It is virtually impossible to instantly sober up after a marijuana high. The chemical delta-9-tetrahydrocannabinol (THC) is the part of weed that makes you high, and it can vary greatly from plant to plant, often depending on how it's grown, processed, and stored; that means that how it affects you can vary greatly. You can, however, do a few things to help bring down your high. In addition, you can take steps to give up marijuana permanently, so you don't find yourself in this situation in the future.
1. Commit to sobering up. The best way you can help yourself is to commit to getting off weed. If you're not committed, no one else can make you do it. It has to come from you. However, take it step-by-step. Maybe the first commitment you make to yourself is finding a rehab program. Maybe the second commitment you make is going to the rehab program. Choose steps you can take day-by-day.
2. Fight the addiction. Contrary to popular belief, you can get addicted to marijuana. The high you get from marijuana is what causes some people to get addicted — they want to recreate that feeling. For everyday users, about a quarter to a half become addicted to the drug.
3. Get help. It's not easy to quit any kind of drug on your own. Addiction is a chronic condition for many people and it requires a number of services that hug the patient and provide them with the support that they need. Find a program out there that can help you. If you need a break from your life, try a rehab program, which can separate you from a lifestyle that contributes to your smoking habit for awhile. If you have good support from your family, try a local group like Marijuana Anonymous.
The government provides resources for helping you get off drugs. For instance, you can use the government website Substance Abuse and Mental Health Services Administration (SAMHSA) to find a rehab center that's right for you. Look into addiction counseling, peer support groups, pharmacotherapy, and psychotherapy. Some or all of these services may be needed to get you into recovery.
4. Learn how to cope. Using a drug like marijuana is often a way to escape problems. Therefore, to help you get off the drug, you need to learn how to deal with stress without reaching for the drug. Rehabs and groups for addicts can be helpful, but you can also learn some coping mechanisms on your own.
One way to help you cope with stress is to talk about it with people you trust. Even if you can't come up with a solution, sometimes just getting the stress off your chest by talking can help relieve it. Don't be afraid to take a break from a stressful situation. If something is really stressing you out, such as a work problem, don't be afraid to walk away from it for a bit. Take a moment to take a few deep breaths and clear your head. In addition, don't be afraid to take a break from things that stress you out in your life. For instance, if you find watching the news stressful, maybe you should skip it for awhile.
5. Expect psychological side effects. If you've been smoking weed for a long time, you will likely experience some side effects when you stop. Some people have trouble sleeping after stopping weed, while others may experience depression or excessive anger. Another withdrawal effect is your dreams may become more vivid, as using weed can make your dreams less vivid.
6. Expect physical side effects. You'll also likely experience some physical side effects of withdrawal. You may develop headaches for awhile or experience night sweats. You also may cough up mucus. Finally, you may have a lowered appetite, as well as have shaking or dizziness.

◆ **EXERCISES**:
a) According to the marijuana text, what share of everyday users become addicted to the drug?
b) Print part of the marijuana text exactly, beginning at "It is virtually" and stopping after "in the future.".
The items after this point come from a different source than the text.

◆ **RECORDS SHOWN**:
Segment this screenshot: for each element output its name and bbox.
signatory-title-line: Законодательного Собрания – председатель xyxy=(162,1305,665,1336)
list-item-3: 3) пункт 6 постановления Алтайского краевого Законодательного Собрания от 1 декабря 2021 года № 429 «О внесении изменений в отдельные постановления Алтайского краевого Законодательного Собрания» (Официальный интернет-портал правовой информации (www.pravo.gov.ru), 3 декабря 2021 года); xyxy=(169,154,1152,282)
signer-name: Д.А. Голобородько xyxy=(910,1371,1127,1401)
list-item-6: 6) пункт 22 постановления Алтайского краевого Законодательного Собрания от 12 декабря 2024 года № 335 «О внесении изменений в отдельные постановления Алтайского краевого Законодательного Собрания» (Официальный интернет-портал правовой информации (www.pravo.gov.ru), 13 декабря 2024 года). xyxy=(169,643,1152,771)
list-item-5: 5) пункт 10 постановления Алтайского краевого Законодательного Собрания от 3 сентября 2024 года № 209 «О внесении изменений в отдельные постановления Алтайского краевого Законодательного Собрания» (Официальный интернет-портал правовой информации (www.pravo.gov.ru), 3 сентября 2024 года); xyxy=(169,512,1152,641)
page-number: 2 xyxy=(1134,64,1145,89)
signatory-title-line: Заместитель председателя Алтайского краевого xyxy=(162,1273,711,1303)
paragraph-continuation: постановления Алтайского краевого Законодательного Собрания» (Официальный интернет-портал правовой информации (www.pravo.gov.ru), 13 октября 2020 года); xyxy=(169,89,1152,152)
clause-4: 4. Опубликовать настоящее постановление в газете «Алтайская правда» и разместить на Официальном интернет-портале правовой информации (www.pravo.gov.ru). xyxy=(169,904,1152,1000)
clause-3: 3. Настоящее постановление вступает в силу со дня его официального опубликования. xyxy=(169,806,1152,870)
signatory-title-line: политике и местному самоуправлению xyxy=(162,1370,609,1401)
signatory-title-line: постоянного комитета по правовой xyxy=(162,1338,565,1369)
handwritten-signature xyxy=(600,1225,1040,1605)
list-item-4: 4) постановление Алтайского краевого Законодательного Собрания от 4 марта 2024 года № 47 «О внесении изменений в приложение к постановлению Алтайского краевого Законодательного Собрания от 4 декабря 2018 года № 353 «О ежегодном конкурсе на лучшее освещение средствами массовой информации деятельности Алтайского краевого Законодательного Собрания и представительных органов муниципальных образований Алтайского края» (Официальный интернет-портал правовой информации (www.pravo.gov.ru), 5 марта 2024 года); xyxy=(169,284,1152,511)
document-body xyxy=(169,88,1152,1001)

◆ **ANSWERS BY ITEM**:
a) About a quarter to a half.

b)
It is virtually impossible to instantly sober up after a marijuana high. The chemical delta-9-tetrahydrocannabinol (THC) is the part of weed that makes you high, and it can vary greatly from plant to plant, often depending on how it's grown, processed, and stored; that means that how it affects you can vary greatly. You can, however, do a few things to help bring down your high. In addition, you can take steps to give up marijuana permanently, so you don't find yourself in this situation in the future.